▶ _Written exercise_
Look through the material and copy each line holding "según".

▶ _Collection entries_

· · · ·

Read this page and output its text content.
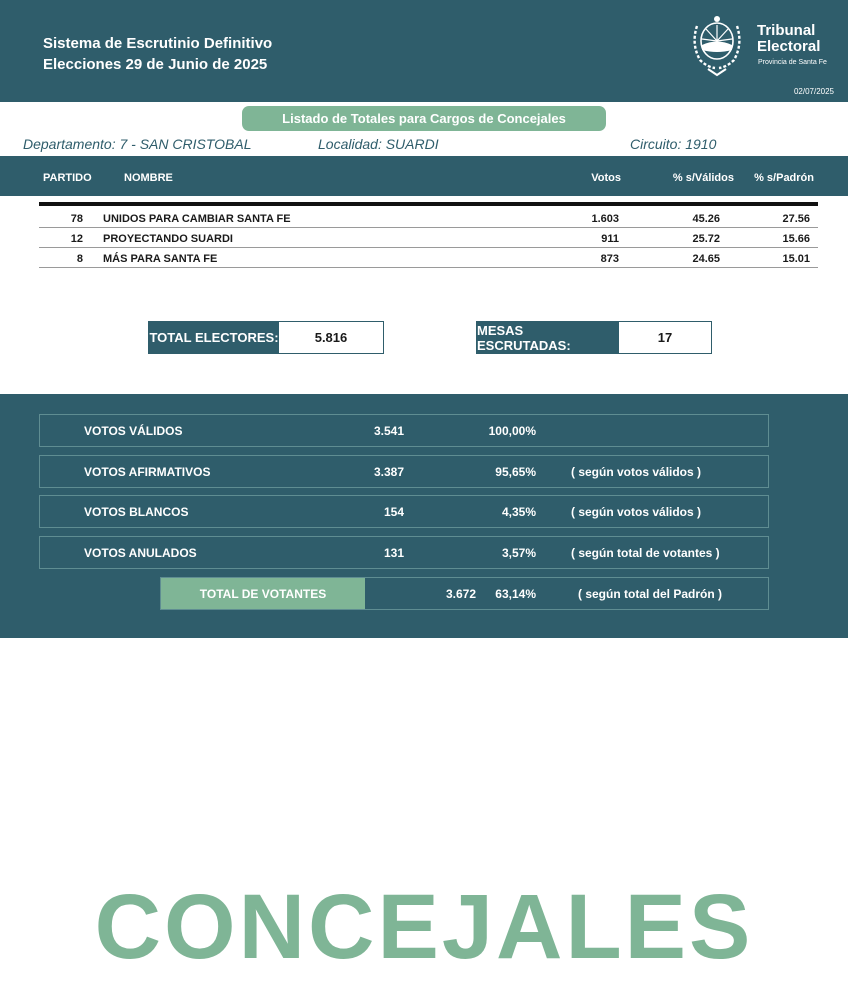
Sistema de Escrutinio Definitivo
Elecciones 29 de Junio de 2025
Tribunal
Electoral
Provincia de Santa Fe
02/07/2025
Listado de Totales para Cargos de Concejales
Departamento: 7 - SAN CRISTOBAL	Localidad: SUARDI	Circuito: 1910
PARTIDO	NOMBRE	Votos	% s/Válidos % s/Padrón
78 UNIDOS PARA CAMBIAR SANTA FE	1.603	45.26	27.56
12 PROYECTANDO SUARDI	911	25.72	15.66
8 MÁS PARA SANTA FE	873	24.65	15.01
TOTAL ELECTORES:	5.816	MESAS ESCRUTADAS:	17
VOTOS VÁLIDOS	3.541	100,00%
VOTOS AFIRMATIVOS	3.387	95,65%	( según votos válidos )
VOTOS BLANCOS	154	4,35%	( según votos válidos )
VOTOS ANULADOS	131	3,57%	( según total de votantes )
TOTAL DE VOTANTES	3.672 63,14%	( según total del Padrón )
CONCEJALES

· · · ·

▶ _Solution to the exercise_
VOTOS AFIRMATIVOS	3.387	95,65%	( según votos válidos )
VOTOS BLANCOS	154	4,35%	( según votos válidos )
VOTOS ANULADOS	131	3,57%	( según total de votantes )
TOTAL DE VOTANTES	3.672 63,14%	( según total del Padrón )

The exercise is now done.